Stored entries:
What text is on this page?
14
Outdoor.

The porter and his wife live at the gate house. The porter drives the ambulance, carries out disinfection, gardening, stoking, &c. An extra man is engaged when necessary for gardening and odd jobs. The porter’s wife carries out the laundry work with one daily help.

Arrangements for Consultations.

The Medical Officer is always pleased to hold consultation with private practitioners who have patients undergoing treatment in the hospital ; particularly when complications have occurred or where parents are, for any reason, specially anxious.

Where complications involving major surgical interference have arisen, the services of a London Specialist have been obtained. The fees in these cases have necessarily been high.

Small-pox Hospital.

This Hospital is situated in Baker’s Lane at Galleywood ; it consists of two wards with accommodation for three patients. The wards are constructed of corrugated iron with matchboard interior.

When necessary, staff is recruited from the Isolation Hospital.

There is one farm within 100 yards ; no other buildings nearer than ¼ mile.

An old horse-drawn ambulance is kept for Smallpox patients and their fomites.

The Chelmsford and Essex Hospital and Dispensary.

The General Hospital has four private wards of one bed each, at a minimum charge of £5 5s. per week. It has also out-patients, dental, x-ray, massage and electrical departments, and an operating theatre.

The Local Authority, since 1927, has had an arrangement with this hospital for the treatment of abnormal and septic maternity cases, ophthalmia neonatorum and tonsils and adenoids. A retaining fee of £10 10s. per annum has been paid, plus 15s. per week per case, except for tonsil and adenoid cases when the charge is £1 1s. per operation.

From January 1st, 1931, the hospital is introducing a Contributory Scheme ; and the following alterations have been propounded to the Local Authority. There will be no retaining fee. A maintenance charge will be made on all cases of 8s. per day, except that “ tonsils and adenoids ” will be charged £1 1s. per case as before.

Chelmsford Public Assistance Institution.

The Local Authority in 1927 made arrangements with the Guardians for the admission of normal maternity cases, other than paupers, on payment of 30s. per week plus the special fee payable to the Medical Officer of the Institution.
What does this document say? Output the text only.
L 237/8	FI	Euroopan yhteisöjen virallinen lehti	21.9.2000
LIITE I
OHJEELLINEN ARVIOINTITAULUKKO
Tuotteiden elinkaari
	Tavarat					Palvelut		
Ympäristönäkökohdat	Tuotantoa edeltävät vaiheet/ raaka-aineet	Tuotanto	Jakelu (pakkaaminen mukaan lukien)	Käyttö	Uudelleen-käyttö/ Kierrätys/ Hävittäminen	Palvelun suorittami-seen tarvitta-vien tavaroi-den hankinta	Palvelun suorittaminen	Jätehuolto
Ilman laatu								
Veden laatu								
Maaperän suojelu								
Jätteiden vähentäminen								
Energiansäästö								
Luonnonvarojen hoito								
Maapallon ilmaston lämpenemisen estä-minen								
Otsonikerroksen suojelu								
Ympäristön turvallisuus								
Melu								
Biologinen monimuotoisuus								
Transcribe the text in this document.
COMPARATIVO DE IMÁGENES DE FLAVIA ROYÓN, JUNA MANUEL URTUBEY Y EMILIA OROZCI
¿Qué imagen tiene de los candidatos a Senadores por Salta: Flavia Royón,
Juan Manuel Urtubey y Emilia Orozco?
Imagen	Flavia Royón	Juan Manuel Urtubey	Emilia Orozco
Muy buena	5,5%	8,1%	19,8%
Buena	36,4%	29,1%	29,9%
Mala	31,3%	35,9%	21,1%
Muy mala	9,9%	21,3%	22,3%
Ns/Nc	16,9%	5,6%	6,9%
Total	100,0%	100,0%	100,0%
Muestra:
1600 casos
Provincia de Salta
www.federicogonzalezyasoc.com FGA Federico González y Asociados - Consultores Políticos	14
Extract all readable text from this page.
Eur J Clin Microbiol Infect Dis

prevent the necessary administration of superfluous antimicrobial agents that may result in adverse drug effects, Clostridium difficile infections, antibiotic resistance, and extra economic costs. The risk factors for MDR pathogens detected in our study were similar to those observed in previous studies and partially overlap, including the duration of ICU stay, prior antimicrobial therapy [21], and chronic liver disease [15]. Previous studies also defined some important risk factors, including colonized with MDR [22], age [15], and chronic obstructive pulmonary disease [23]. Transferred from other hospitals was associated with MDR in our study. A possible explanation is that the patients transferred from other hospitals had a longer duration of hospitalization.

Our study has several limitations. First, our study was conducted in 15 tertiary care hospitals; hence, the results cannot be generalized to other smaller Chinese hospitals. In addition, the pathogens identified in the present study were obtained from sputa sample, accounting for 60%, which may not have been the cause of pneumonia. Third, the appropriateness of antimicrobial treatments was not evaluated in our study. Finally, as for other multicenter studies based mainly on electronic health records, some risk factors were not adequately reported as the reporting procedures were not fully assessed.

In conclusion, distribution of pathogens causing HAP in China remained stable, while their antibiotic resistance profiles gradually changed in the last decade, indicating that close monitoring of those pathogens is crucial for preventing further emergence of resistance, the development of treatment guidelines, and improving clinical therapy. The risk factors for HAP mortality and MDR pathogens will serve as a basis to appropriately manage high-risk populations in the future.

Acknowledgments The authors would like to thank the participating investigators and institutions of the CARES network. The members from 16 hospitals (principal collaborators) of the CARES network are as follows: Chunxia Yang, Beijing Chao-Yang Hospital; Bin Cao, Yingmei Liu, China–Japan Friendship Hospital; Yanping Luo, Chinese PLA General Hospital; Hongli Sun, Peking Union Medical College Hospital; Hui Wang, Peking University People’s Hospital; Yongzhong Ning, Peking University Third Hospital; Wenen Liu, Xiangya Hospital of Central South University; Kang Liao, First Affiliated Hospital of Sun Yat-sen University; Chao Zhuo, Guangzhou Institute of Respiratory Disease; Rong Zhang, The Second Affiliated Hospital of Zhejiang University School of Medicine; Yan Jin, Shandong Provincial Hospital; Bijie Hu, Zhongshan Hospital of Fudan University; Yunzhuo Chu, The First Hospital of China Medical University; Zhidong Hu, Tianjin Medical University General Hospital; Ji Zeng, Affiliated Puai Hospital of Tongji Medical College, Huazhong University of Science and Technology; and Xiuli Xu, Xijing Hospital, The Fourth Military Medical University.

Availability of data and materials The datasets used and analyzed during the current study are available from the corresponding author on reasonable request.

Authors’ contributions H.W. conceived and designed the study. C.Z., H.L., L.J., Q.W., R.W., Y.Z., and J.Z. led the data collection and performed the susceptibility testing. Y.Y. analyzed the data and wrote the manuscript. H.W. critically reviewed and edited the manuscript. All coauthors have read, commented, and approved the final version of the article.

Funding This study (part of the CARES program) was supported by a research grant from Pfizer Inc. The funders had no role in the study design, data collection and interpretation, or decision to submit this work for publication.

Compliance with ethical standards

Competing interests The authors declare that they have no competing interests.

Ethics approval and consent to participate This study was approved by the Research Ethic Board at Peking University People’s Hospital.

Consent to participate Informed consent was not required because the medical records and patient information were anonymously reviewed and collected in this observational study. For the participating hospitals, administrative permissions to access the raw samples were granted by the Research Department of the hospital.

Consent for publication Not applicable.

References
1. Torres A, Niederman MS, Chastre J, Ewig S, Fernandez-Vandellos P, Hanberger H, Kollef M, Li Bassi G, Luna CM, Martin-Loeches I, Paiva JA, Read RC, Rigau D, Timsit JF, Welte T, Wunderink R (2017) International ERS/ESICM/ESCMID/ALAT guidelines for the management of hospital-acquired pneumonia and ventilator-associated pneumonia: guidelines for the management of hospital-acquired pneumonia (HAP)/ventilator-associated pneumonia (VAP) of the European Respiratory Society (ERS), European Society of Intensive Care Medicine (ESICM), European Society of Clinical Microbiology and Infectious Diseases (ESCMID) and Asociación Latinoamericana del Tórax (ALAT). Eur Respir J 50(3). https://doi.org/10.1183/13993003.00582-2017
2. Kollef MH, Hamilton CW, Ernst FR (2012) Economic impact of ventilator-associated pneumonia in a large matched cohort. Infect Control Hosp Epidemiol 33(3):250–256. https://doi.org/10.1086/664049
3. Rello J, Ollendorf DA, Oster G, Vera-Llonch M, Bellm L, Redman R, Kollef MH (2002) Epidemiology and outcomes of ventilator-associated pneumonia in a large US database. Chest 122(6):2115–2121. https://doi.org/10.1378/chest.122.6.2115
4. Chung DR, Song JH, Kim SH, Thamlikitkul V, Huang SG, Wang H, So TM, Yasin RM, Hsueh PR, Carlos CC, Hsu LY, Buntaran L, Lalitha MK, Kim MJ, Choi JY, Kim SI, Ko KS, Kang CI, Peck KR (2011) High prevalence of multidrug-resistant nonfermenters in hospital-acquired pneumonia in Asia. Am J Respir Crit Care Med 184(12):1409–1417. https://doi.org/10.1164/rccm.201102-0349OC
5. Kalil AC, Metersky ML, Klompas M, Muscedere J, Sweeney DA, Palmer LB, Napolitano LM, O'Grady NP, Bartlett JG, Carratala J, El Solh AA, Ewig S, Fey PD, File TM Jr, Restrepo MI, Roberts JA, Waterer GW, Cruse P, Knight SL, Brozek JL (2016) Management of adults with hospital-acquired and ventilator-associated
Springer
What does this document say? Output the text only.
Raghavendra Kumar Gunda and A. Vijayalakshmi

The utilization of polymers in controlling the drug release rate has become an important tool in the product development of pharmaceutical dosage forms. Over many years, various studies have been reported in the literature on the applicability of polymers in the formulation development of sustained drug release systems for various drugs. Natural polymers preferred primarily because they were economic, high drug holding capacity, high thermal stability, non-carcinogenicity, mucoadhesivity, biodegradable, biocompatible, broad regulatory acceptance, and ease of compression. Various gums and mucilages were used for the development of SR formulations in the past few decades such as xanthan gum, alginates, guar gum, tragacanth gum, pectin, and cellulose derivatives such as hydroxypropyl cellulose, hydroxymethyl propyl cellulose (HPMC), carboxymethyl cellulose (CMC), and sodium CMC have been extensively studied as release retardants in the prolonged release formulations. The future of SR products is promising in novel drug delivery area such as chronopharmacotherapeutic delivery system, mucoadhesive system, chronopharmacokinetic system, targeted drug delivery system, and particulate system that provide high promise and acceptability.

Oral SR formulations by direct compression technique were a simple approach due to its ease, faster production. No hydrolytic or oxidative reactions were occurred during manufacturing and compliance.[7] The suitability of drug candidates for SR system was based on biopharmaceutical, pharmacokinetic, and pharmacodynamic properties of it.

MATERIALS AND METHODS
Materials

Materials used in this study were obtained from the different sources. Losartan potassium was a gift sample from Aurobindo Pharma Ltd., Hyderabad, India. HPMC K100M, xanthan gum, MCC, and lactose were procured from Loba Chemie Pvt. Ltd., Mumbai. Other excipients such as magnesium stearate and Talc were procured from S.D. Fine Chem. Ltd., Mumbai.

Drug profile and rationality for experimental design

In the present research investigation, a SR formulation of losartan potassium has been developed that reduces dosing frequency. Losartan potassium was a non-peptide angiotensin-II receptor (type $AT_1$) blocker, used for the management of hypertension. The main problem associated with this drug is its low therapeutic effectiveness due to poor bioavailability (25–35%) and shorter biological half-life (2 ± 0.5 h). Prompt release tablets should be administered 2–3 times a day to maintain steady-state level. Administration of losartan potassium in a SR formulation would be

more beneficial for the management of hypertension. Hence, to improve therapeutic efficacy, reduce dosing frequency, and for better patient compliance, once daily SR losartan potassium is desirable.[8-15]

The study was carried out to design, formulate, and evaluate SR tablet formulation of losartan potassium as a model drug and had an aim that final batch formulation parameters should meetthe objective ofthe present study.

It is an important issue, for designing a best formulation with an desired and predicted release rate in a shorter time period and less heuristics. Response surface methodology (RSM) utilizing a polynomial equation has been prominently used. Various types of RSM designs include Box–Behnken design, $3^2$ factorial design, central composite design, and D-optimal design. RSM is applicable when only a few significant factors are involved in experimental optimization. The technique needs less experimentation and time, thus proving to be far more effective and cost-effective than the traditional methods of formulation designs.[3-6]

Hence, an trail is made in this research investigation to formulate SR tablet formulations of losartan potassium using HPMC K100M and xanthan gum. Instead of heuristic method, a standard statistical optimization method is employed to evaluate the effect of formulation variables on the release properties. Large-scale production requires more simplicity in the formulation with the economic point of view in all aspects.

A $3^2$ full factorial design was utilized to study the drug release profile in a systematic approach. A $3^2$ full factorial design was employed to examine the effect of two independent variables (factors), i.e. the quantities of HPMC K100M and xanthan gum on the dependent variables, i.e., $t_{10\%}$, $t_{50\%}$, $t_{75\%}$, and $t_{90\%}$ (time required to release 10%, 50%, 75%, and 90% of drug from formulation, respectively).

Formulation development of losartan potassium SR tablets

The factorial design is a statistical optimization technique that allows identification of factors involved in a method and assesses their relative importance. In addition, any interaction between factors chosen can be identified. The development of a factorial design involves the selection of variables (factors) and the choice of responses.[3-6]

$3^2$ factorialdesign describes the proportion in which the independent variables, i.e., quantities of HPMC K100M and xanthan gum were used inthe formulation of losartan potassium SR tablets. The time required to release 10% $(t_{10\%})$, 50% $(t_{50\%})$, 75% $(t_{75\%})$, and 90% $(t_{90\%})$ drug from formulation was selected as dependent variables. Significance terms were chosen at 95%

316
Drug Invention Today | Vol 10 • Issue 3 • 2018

Aim of the task
Your task is to find each line in the entries that contains the string "suojelu" and copy it.

Completed exercise
Maaperän suojelu								
Otsonikerroksen suojelu								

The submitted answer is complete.